DATA RECORDS
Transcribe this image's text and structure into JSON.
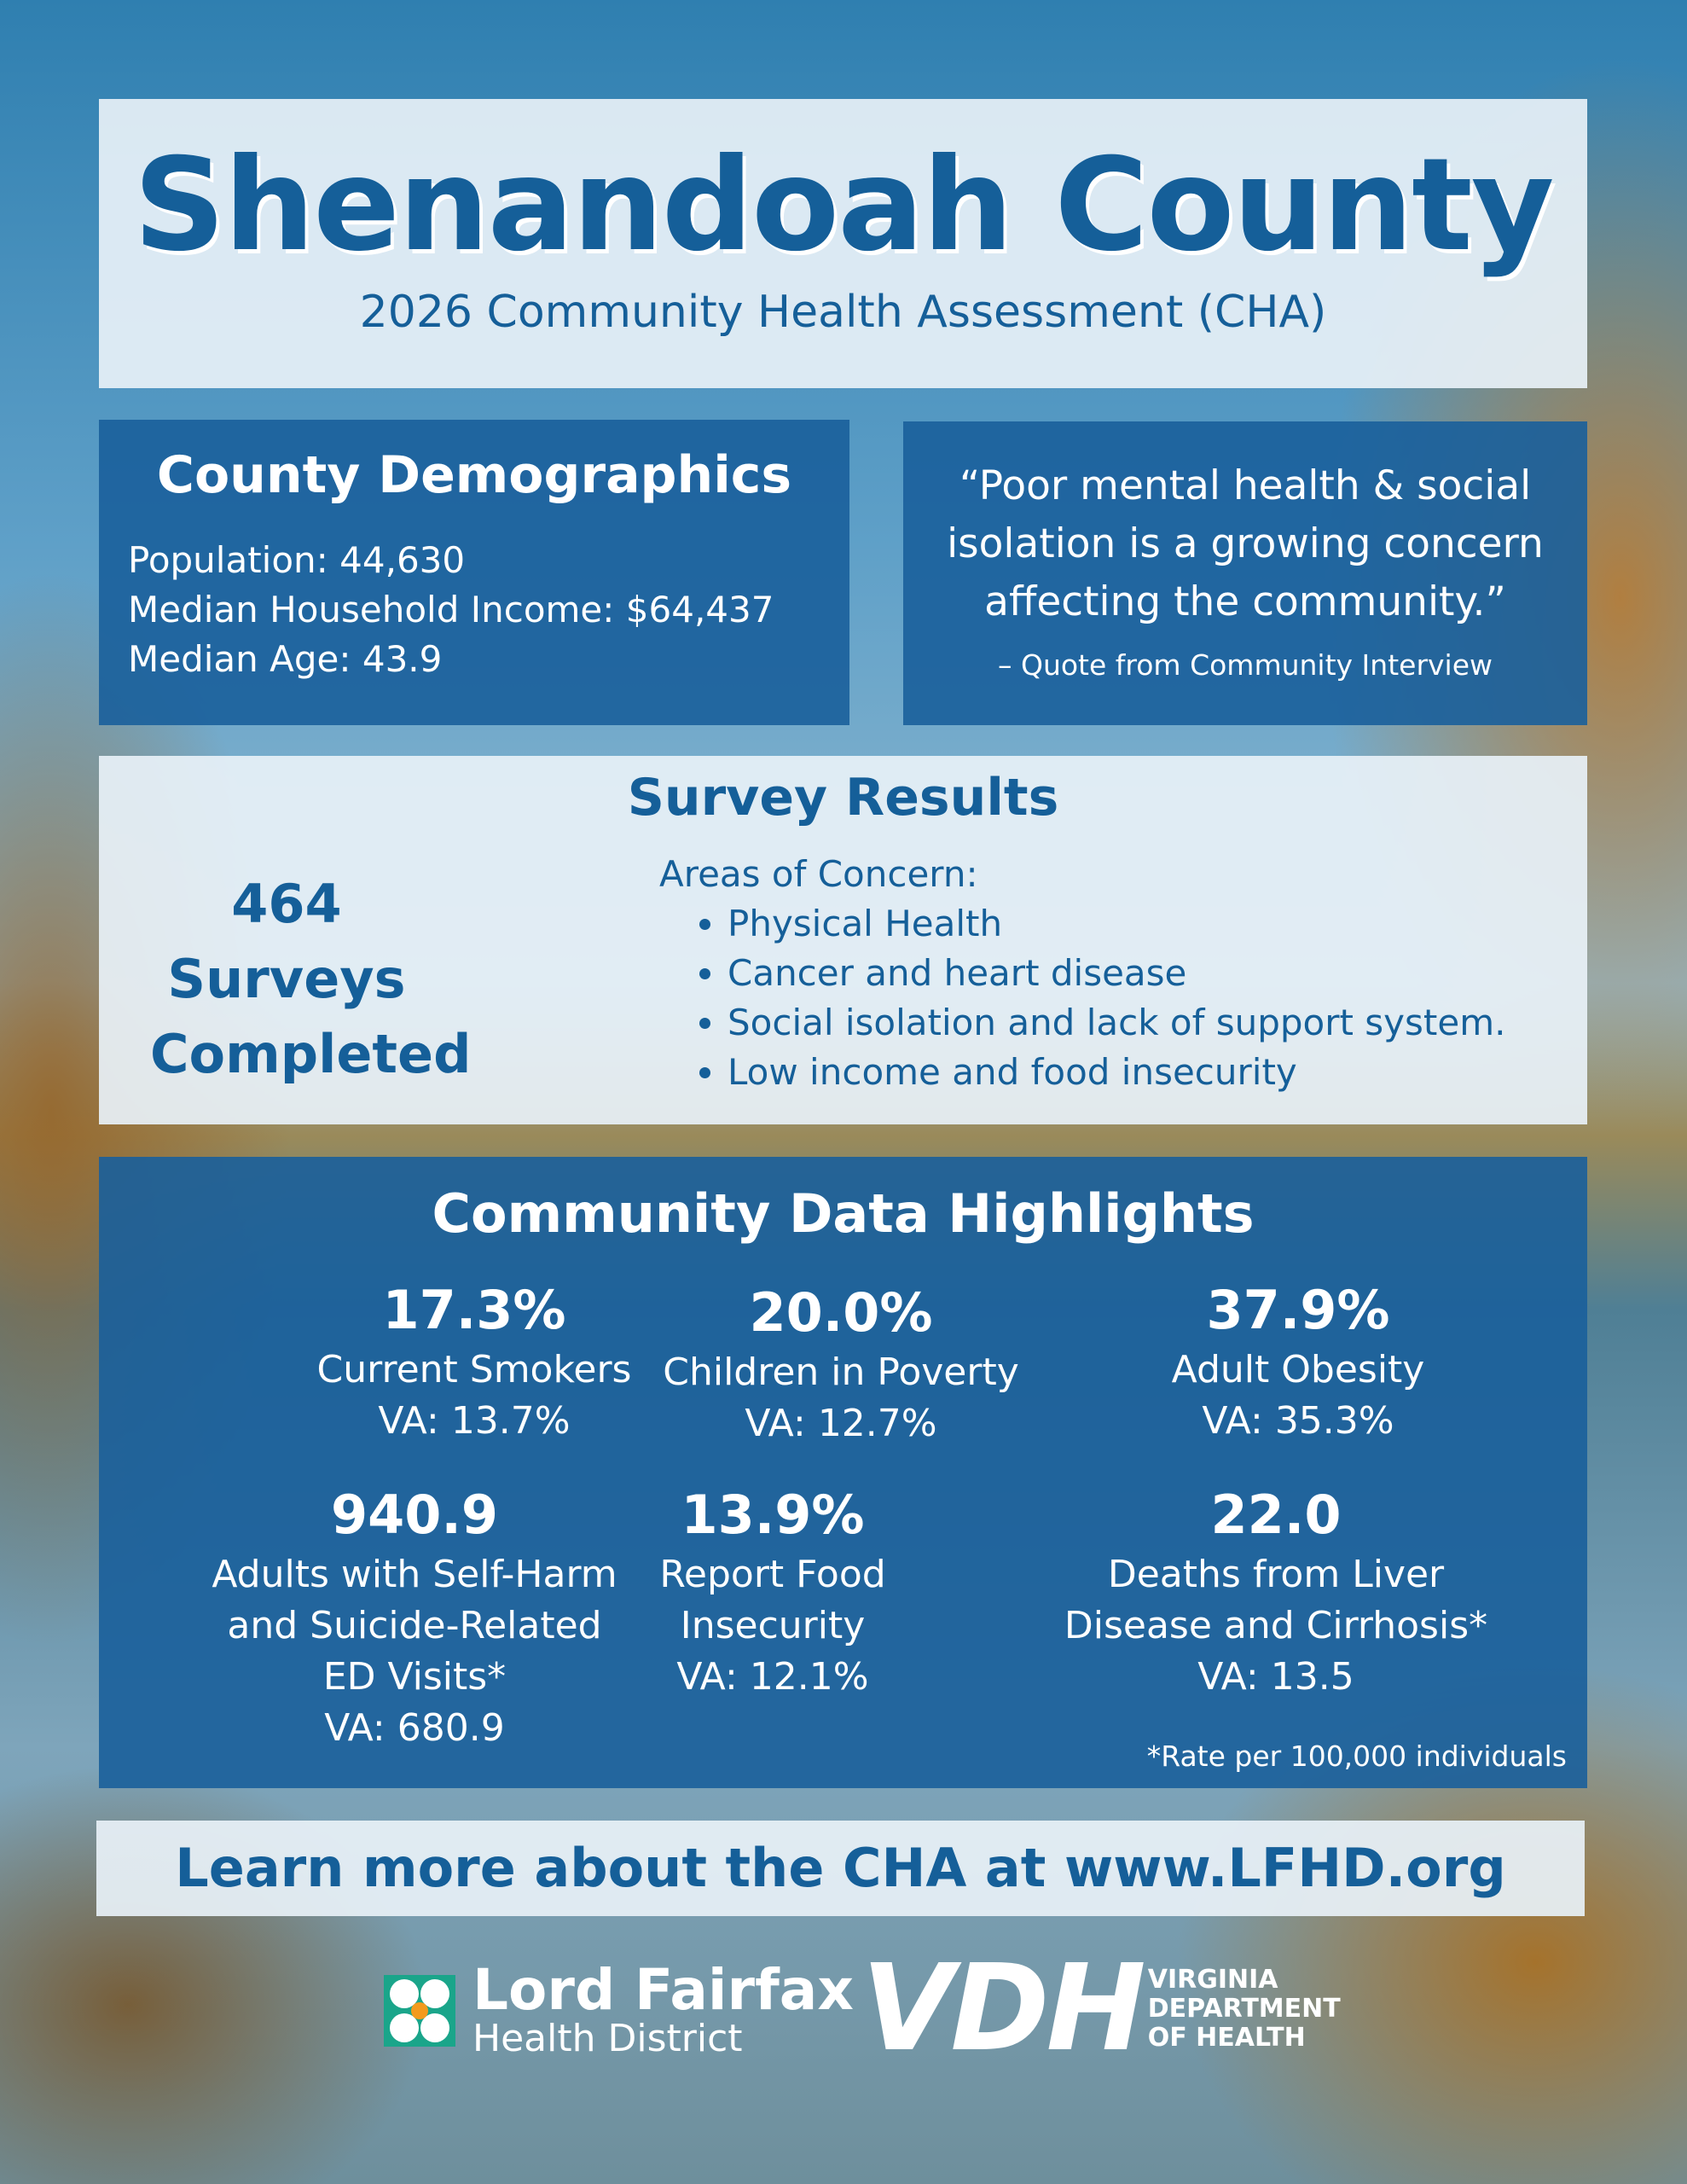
{
  "header": {
    "title": "Shenandoah County",
    "subtitle": "2026 Community Health Assessment (CHA)"
  },
  "demographics": {
    "heading": "County Demographics",
    "population": "Population: 44,630",
    "income": "Median Household Income: $64,437",
    "age": "Median Age: 43.9"
  },
  "quote": {
    "text": "“Poor mental health & social isolation is a growing concern affecting the community.”",
    "attribution": "– Quote from Community Interview"
  },
  "survey": {
    "heading": "Survey Results",
    "count_line1": "464 Surveys",
    "count_line2": "Completed",
    "areas_label": "Areas of Concern:",
    "areas": [
      "Physical Health",
      "Cancer and heart disease",
      "Social isolation and lack of support system.",
      "Low income and food insecurity"
    ]
  },
  "highlights": {
    "heading": "Community Data Highlights",
    "stats": [
      {
        "value": "17.3%",
        "label": "Current Smokers",
        "va": "VA: 13.7%"
      },
      {
        "value": "20.0%",
        "label": "Children in Poverty",
        "va": "VA: 12.7%"
      },
      {
        "value": "37.9%",
        "label": "Adult Obesity",
        "va": "VA: 35.3%"
      },
      {
        "value": "940.9",
        "label": "Adults with Self-Harm and Suicide-Related ED Visits*",
        "va": "VA: 680.9"
      },
      {
        "value": "13.9%",
        "label": "Report Food Insecurity",
        "va": "VA: 12.1%"
      },
      {
        "value": "22.0",
        "label": "Deaths from Liver Disease and Cirrhosis*",
        "va": "VA: 13.5"
      }
    ],
    "note": "*Rate per 100,000 individuals"
  },
  "footer": {
    "learn_more": "Learn more about the CHA at www.LFHD.org",
    "lfhd_logo": {
      "line1": "Lord Fairfax",
      "line2": "Health District"
    },
    "vdh_logo": {
      "mark": "VDH",
      "line1": "VIRGINIA",
      "line2": "DEPARTMENT",
      "line3": "OF HEALTH"
    }
  },
  "colors": {
    "brand_blue": "#155f99",
    "panel_dark": "#195f9b",
    "panel_light": "#e8f1f7"
  }
}
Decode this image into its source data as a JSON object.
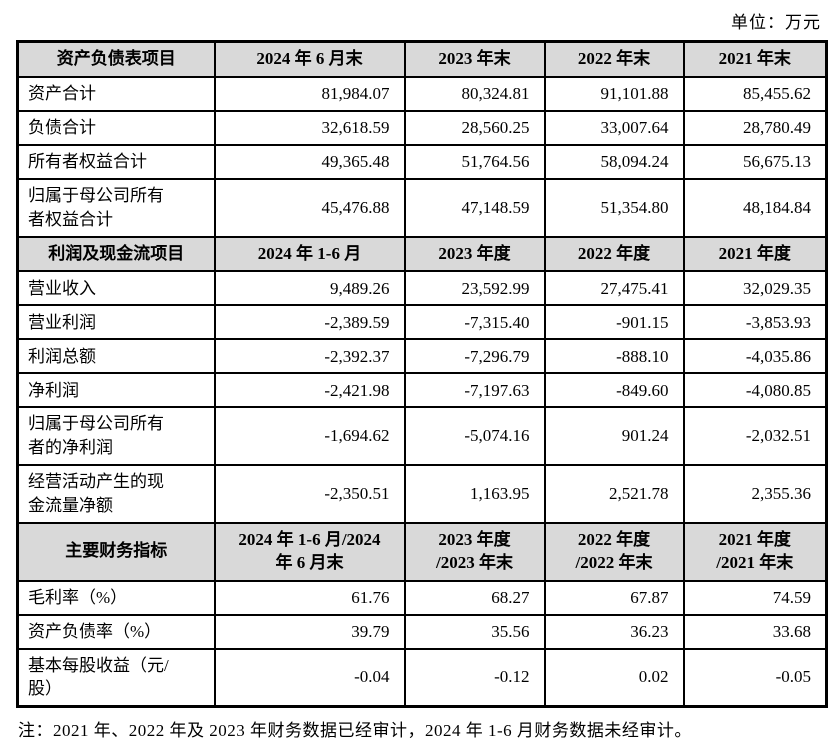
{
  "unit_label": "单位：万元",
  "note": "注：2021 年、2022 年及 2023 年财务数据已经审计，2024 年 1-6 月财务数据未经审计。",
  "colors": {
    "header_bg": "#d9d9d9",
    "border": "#000000",
    "text": "#000000",
    "background": "#ffffff"
  },
  "table": {
    "sections": [
      {
        "header": [
          "资产负债表项目",
          "2024 年 6 月末",
          "2023 年末",
          "2022 年末",
          "2021 年末"
        ],
        "rows": [
          {
            "label": "资产合计",
            "values": [
              "81,984.07",
              "80,324.81",
              "91,101.88",
              "85,455.62"
            ]
          },
          {
            "label": "负债合计",
            "values": [
              "32,618.59",
              "28,560.25",
              "33,007.64",
              "28,780.49"
            ]
          },
          {
            "label": "所有者权益合计",
            "values": [
              "49,365.48",
              "51,764.56",
              "58,094.24",
              "56,675.13"
            ]
          },
          {
            "label": "归属于母公司所有\n者权益合计",
            "values": [
              "45,476.88",
              "47,148.59",
              "51,354.80",
              "48,184.84"
            ]
          }
        ]
      },
      {
        "header": [
          "利润及现金流项目",
          "2024 年 1-6 月",
          "2023 年度",
          "2022 年度",
          "2021 年度"
        ],
        "rows": [
          {
            "label": "营业收入",
            "values": [
              "9,489.26",
              "23,592.99",
              "27,475.41",
              "32,029.35"
            ]
          },
          {
            "label": "营业利润",
            "values": [
              "-2,389.59",
              "-7,315.40",
              "-901.15",
              "-3,853.93"
            ]
          },
          {
            "label": "利润总额",
            "values": [
              "-2,392.37",
              "-7,296.79",
              "-888.10",
              "-4,035.86"
            ]
          },
          {
            "label": "净利润",
            "values": [
              "-2,421.98",
              "-7,197.63",
              "-849.60",
              "-4,080.85"
            ]
          },
          {
            "label": "归属于母公司所有\n者的净利润",
            "values": [
              "-1,694.62",
              "-5,074.16",
              "901.24",
              "-2,032.51"
            ]
          },
          {
            "label": "经营活动产生的现\n金流量净额",
            "values": [
              "-2,350.51",
              "1,163.95",
              "2,521.78",
              "2,355.36"
            ]
          }
        ]
      },
      {
        "header": [
          "主要财务指标",
          "2024 年 1-6 月/2024\n年 6 月末",
          "2023 年度\n/2023 年末",
          "2022 年度\n/2022 年末",
          "2021 年度\n/2021 年末"
        ],
        "rows": [
          {
            "label": "毛利率（%）",
            "values": [
              "61.76",
              "68.27",
              "67.87",
              "74.59"
            ]
          },
          {
            "label": "资产负债率（%）",
            "values": [
              "39.79",
              "35.56",
              "36.23",
              "33.68"
            ]
          },
          {
            "label": "基本每股收益（元/\n股）",
            "values": [
              "-0.04",
              "-0.12",
              "0.02",
              "-0.05"
            ]
          }
        ]
      }
    ]
  }
}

JOB
Reproduce each line of the material containing the word "Median".

RESULT FOR THIS EXERCISE
    "income": "Median Household Income: $64,437",
    "age": "Median Age: 43.9"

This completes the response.